■ PROBLEM STATEMENT ■
Exactly reproduce the lines that follow.

Dataset items
►
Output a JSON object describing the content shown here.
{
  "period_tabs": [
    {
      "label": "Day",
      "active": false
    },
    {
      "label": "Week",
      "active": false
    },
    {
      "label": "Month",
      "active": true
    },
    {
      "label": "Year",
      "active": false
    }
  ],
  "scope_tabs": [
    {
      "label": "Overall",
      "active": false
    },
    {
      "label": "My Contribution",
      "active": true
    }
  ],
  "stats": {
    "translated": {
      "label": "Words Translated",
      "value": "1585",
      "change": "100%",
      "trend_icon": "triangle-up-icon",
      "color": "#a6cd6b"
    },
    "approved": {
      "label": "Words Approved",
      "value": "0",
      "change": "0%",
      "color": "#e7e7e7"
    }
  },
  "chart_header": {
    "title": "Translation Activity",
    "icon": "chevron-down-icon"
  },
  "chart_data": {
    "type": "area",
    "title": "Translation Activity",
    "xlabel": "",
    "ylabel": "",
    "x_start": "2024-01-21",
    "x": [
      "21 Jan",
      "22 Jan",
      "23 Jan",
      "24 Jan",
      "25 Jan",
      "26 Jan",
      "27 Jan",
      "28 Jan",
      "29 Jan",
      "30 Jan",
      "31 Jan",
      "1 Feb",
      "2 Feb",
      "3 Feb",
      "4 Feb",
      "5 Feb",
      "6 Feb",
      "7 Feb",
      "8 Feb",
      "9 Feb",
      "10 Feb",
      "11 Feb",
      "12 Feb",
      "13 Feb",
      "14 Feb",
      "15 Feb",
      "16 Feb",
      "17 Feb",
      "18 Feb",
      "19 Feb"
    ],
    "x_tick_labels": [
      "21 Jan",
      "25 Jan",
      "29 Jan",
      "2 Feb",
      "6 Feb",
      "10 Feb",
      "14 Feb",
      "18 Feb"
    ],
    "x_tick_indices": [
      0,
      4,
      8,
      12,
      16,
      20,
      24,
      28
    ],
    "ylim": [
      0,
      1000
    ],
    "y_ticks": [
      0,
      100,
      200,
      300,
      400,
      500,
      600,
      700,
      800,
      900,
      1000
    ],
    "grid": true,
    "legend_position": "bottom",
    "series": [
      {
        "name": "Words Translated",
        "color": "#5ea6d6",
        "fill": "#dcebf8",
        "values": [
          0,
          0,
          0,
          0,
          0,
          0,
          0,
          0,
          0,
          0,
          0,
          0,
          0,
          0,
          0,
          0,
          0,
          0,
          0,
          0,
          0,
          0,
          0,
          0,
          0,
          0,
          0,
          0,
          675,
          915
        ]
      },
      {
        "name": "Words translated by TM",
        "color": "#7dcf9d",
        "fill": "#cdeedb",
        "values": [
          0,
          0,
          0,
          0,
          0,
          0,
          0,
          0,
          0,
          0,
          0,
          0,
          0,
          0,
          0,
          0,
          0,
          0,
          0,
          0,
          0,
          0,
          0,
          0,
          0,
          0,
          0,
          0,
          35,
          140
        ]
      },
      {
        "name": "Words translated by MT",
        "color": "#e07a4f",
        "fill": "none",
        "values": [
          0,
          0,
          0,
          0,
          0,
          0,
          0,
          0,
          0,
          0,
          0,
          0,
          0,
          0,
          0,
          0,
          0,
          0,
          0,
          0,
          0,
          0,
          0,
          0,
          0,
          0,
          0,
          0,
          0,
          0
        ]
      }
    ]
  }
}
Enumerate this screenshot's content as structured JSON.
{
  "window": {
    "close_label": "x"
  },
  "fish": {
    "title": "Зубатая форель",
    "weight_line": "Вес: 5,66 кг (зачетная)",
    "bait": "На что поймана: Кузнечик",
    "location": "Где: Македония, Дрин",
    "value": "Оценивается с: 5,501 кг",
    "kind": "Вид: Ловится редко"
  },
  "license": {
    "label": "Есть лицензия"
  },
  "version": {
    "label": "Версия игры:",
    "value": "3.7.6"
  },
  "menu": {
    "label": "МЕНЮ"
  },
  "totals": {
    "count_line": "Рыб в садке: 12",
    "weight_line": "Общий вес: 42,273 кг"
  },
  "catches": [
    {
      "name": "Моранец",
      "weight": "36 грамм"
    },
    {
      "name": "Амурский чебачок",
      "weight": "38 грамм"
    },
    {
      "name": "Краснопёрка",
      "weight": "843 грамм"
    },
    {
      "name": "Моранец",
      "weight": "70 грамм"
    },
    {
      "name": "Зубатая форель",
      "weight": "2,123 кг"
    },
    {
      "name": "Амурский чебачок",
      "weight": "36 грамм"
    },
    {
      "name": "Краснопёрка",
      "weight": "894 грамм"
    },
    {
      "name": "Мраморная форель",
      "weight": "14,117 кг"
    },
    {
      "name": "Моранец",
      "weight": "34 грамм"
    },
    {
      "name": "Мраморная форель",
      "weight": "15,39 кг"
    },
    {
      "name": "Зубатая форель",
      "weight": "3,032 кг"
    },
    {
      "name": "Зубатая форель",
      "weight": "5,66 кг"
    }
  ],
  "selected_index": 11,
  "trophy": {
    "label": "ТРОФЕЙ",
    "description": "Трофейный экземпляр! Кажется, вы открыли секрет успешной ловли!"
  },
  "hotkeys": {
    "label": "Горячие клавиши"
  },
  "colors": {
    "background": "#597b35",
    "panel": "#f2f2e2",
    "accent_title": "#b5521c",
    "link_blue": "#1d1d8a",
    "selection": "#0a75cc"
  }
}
◄
■ FINAL RESULT ■
Output a JSON object describing the content shown here.
{
  "period_tabs": [
    {
      "label": "Day",
      "active": false
    },
    {
      "label": "Week",
      "active": false
    },
    {
      "label": "Month",
      "active": true
    },
    {
      "label": "Year",
      "active": false
    }
  ],
  "scope_tabs": [
    {
      "label": "Overall",
      "active": false
    },
    {
      "label": "My Contribution",
      "active": true
    }
  ],
  "stats": {
    "translated": {
      "label": "Words Translated",
      "value": "1585",
      "change": "100%",
      "trend_icon": "triangle-up-icon",
      "color": "#a6cd6b"
    },
    "approved": {
      "label": "Words Approved",
      "value": "0",
      "change": "0%",
      "color": "#e7e7e7"
    }
  },
  "chart_header": {
    "title": "Translation Activity",
    "icon": "chevron-down-icon"
  },
  "chart_data": {
    "type": "area",
    "title": "Translation Activity",
    "xlabel": "",
    "ylabel": "",
    "x_start": "2024-01-21",
    "x": [
      "21 Jan",
      "22 Jan",
      "23 Jan",
      "24 Jan",
      "25 Jan",
      "26 Jan",
      "27 Jan",
      "28 Jan",
      "29 Jan",
      "30 Jan",
      "31 Jan",
      "1 Feb",
      "2 Feb",
      "3 Feb",
      "4 Feb",
      "5 Feb",
      "6 Feb",
      "7 Feb",
      "8 Feb",
      "9 Feb",
      "10 Feb",
      "11 Feb",
      "12 Feb",
      "13 Feb",
      "14 Feb",
      "15 Feb",
      "16 Feb",
      "17 Feb",
      "18 Feb",
      "19 Feb"
    ],
    "x_tick_labels": [
      "21 Jan",
      "25 Jan",
      "29 Jan",
      "2 Feb",
      "6 Feb",
      "10 Feb",
      "14 Feb",
      "18 Feb"
    ],
    "x_tick_indices": [
      0,
      4,
      8,
      12,
      16,
      20,
      24,
      28
    ],
    "ylim": [
      0,
      1000
    ],
    "y_ticks": [
      0,
      100,
      200,
      300,
      400,
      500,
      600,
      700,
      800,
      900,
      1000
    ],
    "grid": true,
    "legend_position": "bottom",
    "series": [
      {
        "name": "Words Translated",
        "color": "#5ea6d6",
        "fill": "#dcebf8",
        "values": [
          0,
          0,
          0,
          0,
          0,
          0,
          0,
          0,
          0,
          0,
          0,
          0,
          0,
          0,
          0,
          0,
          0,
          0,
          0,
          0,
          0,
          0,
          0,
          0,
          0,
          0,
          0,
          0,
          675,
          915
        ]
      },
      {
        "name": "Words translated by TM",
        "color": "#7dcf9d",
        "fill": "#cdeedb",
        "values": [
          0,
          0,
          0,
          0,
          0,
          0,
          0,
          0,
          0,
          0,
          0,
          0,
          0,
          0,
          0,
          0,
          0,
          0,
          0,
          0,
          0,
          0,
          0,
          0,
          0,
          0,
          0,
          0,
          35,
          140
        ]
      },
      {
        "name": "Words translated by MT",
        "color": "#e07a4f",
        "fill": "none",
        "values": [
          0,
          0,
          0,
          0,
          0,
          0,
          0,
          0,
          0,
          0,
          0,
          0,
          0,
          0,
          0,
          0,
          0,
          0,
          0,
          0,
          0,
          0,
          0,
          0,
          0,
          0,
          0,
          0,
          0,
          0
        ]
      }
    ]
  }
}
Enumerate this screenshot's content as structured JSON.
{
  "window": {
    "close_label": "x"
  },
  "fish": {
    "title": "Зубатая форель",
    "weight_line": "Вес: 5,66 кг (зачетная)",
    "bait": "На что поймана: Кузнечик",
    "location": "Где: Македония, Дрин",
    "value": "Оценивается с: 5,501 кг",
    "kind": "Вид: Ловится редко"
  },
  "license": {
    "label": "Есть лицензия"
  },
  "version": {
    "label": "Версия игры:",
    "value": "3.7.6"
  },
  "menu": {
    "label": "МЕНЮ"
  },
  "totals": {
    "count_line": "Рыб в садке: 12",
    "weight_line": "Общий вес: 42,273 кг"
  },
  "catches": [
    {
      "name": "Моранец",
      "weight": "36 грамм"
    },
    {
      "name": "Амурский чебачок",
      "weight": "38 грамм"
    },
    {
      "name": "Краснопёрка",
      "weight": "843 грамм"
    },
    {
      "name": "Моранец",
      "weight": "70 грамм"
    },
    {
      "name": "Зубатая форель",
      "weight": "2,123 кг"
    },
    {
      "name": "Амурский чебачок",
      "weight": "36 грамм"
    },
    {
      "name": "Краснопёрка",
      "weight": "894 грамм"
    },
    {
      "name": "Мраморная форель",
      "weight": "14,117 кг"
    },
    {
      "name": "Моранец",
      "weight": "34 грамм"
    },
    {
      "name": "Мраморная форель",
      "weight": "15,39 кг"
    },
    {
      "name": "Зубатая форель",
      "weight": "3,032 кг"
    },
    {
      "name": "Зубатая форель",
      "weight": "5,66 кг"
    }
  ],
  "selected_index": 11,
  "trophy": {
    "label": "ТРОФЕЙ",
    "description": "Трофейный экземпляр! Кажется, вы открыли секрет успешной ловли!"
  },
  "hotkeys": {
    "label": "Горячие клавиши"
  },
  "colors": {
    "background": "#597b35",
    "panel": "#f2f2e2",
    "accent_title": "#b5521c",
    "link_blue": "#1d1d8a",
    "selection": "#0a75cc"
  }
}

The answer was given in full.